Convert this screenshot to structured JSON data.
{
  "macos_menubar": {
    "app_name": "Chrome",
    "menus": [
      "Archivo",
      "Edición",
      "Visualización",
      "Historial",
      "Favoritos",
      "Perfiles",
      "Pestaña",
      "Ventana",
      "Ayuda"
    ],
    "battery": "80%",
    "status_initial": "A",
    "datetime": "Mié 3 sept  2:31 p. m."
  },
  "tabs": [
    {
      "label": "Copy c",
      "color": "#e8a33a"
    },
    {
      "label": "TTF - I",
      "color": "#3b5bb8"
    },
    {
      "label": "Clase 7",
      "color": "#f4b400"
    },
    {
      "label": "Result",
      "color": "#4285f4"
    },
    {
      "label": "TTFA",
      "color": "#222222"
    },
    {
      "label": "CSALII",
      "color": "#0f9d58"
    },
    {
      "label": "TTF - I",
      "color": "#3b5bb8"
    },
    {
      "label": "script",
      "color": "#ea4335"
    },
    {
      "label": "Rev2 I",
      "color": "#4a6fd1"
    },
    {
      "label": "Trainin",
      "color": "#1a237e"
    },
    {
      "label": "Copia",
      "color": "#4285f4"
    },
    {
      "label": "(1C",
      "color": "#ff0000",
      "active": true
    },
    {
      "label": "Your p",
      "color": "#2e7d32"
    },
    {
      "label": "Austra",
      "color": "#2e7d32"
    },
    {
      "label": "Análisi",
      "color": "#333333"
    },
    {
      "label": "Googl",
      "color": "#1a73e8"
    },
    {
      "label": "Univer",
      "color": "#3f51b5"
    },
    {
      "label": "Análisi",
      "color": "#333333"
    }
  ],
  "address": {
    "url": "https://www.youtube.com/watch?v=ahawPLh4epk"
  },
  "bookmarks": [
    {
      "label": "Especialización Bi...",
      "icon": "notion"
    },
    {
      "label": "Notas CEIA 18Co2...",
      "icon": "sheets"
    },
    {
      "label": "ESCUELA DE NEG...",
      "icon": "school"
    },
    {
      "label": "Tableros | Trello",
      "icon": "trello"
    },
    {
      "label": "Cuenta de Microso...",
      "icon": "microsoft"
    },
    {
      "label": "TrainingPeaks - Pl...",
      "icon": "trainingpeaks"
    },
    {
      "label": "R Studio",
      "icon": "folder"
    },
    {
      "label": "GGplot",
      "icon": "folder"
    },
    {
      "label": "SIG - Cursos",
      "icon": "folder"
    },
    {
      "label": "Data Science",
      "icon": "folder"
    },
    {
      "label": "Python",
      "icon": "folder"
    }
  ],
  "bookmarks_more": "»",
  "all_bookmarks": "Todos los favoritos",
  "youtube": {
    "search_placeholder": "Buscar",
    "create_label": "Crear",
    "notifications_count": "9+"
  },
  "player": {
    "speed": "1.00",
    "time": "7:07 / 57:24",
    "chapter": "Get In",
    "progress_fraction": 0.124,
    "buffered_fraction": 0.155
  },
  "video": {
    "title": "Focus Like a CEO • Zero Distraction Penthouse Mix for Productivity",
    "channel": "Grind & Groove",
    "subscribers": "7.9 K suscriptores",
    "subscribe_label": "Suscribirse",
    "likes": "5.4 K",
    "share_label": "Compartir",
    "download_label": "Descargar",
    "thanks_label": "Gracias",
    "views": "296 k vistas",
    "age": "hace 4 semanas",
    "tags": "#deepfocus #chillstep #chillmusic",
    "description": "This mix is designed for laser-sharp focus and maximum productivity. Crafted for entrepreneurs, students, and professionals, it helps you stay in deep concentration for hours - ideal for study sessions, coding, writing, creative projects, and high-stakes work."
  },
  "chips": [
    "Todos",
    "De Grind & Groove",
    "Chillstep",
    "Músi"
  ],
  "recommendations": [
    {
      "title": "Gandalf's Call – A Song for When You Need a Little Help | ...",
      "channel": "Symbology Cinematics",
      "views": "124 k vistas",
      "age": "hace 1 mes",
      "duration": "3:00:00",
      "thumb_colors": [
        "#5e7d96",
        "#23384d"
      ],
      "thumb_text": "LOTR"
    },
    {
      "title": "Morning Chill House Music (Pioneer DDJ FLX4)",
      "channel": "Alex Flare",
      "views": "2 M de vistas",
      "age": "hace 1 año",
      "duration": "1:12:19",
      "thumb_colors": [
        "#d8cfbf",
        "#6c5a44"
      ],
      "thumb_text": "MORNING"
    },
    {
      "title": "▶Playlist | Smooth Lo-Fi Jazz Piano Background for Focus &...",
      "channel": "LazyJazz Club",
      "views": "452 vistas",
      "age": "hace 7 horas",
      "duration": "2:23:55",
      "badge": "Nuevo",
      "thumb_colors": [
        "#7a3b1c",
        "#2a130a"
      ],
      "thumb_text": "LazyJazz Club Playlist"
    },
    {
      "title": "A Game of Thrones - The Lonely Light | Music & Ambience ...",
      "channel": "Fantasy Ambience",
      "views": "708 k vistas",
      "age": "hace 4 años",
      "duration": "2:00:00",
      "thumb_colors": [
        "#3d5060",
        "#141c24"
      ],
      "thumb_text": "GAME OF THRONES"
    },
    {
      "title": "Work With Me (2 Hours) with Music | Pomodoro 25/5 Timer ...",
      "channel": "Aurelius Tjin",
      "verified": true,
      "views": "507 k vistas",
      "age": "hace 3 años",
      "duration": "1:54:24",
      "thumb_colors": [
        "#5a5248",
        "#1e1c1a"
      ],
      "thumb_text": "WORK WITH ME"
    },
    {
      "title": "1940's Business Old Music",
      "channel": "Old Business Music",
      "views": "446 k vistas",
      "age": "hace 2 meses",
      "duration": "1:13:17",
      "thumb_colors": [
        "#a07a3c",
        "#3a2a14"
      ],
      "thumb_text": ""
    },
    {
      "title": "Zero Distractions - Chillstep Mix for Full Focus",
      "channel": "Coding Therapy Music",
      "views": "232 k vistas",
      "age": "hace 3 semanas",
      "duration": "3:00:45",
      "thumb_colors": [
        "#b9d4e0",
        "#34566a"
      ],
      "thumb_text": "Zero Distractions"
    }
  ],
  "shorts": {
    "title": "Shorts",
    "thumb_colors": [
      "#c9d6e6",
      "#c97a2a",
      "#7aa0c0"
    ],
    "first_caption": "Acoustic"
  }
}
_ _ _ _ _
Pick out the lines containing the word "vistas" and show them.

    "views": "296 k vistas",
      "views": "124 k vistas",
      "views": "2 M de vistas",
      "views": "452 vistas",
      "views": "708 k vistas",
      "views": "507 k vistas",
      "views": "446 k vistas",
      "views": "232 k vistas",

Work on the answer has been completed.